====== RECORDS PROVIDED

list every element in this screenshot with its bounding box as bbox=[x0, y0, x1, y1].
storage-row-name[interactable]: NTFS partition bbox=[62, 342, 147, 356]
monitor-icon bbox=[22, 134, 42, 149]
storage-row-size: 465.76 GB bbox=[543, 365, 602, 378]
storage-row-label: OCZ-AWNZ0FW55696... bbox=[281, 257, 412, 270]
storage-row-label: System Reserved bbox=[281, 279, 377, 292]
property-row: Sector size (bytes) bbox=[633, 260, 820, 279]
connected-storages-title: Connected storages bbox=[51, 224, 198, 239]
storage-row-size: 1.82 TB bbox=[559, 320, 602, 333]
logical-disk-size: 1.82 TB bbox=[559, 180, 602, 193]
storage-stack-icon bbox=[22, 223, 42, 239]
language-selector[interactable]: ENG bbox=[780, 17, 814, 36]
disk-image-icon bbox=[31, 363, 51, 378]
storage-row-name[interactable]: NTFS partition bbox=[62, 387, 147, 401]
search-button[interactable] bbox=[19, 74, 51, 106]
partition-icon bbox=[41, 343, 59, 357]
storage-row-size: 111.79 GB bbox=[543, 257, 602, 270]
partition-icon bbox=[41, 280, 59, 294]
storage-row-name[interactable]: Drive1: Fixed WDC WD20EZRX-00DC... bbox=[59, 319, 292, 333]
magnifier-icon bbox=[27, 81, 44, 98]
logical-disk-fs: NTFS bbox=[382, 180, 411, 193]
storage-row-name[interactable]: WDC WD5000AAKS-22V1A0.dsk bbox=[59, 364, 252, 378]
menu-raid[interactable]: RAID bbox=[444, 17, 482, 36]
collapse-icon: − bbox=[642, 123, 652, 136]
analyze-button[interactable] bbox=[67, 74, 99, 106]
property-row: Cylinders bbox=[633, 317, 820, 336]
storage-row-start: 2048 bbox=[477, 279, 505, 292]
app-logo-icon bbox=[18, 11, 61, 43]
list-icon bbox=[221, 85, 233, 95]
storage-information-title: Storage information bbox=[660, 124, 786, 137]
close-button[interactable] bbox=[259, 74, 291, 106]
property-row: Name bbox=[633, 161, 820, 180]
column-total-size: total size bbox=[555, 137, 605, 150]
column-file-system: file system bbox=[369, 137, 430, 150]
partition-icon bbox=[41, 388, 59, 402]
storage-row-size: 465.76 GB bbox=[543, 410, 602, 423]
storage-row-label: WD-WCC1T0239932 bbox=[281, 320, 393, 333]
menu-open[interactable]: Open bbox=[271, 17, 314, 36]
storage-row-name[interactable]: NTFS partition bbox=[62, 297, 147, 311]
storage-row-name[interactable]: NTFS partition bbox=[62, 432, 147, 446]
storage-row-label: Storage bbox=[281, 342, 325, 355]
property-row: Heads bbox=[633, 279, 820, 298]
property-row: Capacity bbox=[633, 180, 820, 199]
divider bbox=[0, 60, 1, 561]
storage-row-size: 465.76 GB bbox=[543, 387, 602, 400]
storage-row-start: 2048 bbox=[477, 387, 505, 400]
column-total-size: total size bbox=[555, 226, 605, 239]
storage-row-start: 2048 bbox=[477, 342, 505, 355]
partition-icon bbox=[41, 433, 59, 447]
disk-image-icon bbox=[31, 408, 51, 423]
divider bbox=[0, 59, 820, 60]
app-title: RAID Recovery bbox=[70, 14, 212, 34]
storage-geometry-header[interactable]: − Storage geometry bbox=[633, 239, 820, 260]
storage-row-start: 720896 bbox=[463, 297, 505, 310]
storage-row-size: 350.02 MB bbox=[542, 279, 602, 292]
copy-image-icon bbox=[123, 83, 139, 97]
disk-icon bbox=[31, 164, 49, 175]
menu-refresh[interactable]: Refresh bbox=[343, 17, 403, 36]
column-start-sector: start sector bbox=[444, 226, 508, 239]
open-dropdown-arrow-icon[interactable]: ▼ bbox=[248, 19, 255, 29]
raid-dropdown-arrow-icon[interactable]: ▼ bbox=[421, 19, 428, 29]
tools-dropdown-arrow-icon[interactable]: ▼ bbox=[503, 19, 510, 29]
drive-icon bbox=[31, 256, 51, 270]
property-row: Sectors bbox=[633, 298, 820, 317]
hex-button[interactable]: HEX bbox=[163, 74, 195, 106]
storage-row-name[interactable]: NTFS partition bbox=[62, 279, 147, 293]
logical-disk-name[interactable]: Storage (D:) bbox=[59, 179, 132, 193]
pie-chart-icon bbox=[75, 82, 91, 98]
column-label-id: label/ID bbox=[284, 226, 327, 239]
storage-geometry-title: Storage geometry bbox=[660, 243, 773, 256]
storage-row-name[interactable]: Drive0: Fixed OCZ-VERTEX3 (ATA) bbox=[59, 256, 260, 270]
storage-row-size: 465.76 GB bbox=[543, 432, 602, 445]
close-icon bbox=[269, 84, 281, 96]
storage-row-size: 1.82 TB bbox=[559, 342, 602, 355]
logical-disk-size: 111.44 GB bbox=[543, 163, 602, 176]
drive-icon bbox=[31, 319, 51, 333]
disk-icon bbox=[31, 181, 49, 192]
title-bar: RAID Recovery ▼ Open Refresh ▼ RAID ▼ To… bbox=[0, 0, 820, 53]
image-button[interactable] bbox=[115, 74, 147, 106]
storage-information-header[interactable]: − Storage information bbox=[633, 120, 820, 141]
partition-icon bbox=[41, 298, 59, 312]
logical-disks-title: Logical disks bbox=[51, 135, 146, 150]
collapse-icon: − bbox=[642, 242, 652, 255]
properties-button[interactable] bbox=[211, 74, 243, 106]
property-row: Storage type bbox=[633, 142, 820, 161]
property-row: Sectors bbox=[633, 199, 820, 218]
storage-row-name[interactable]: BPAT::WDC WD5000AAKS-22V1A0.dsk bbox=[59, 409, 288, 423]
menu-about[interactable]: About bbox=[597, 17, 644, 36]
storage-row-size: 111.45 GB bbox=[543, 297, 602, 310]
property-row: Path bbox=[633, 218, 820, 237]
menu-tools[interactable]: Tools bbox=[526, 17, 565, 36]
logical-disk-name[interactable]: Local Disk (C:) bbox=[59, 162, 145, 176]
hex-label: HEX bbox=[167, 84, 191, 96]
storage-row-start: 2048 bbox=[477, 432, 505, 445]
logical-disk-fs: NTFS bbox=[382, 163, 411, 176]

============

» **TASK PROMPT**
Can you echo back, word for word, the lines of the records above, starting at the very first line and ending at the line containing "storage-row-size: 465.76 GB bbox=[543, 365, 602, 378]", with both of those lines included?

» **RESPONSE TO THE TASK**
list every element in this screenshot with its bounding box as bbox=[x0, y0, x1, y1].
storage-row-name[interactable]: NTFS partition bbox=[62, 342, 147, 356]
monitor-icon bbox=[22, 134, 42, 149]
storage-row-size: 465.76 GB bbox=[543, 365, 602, 378]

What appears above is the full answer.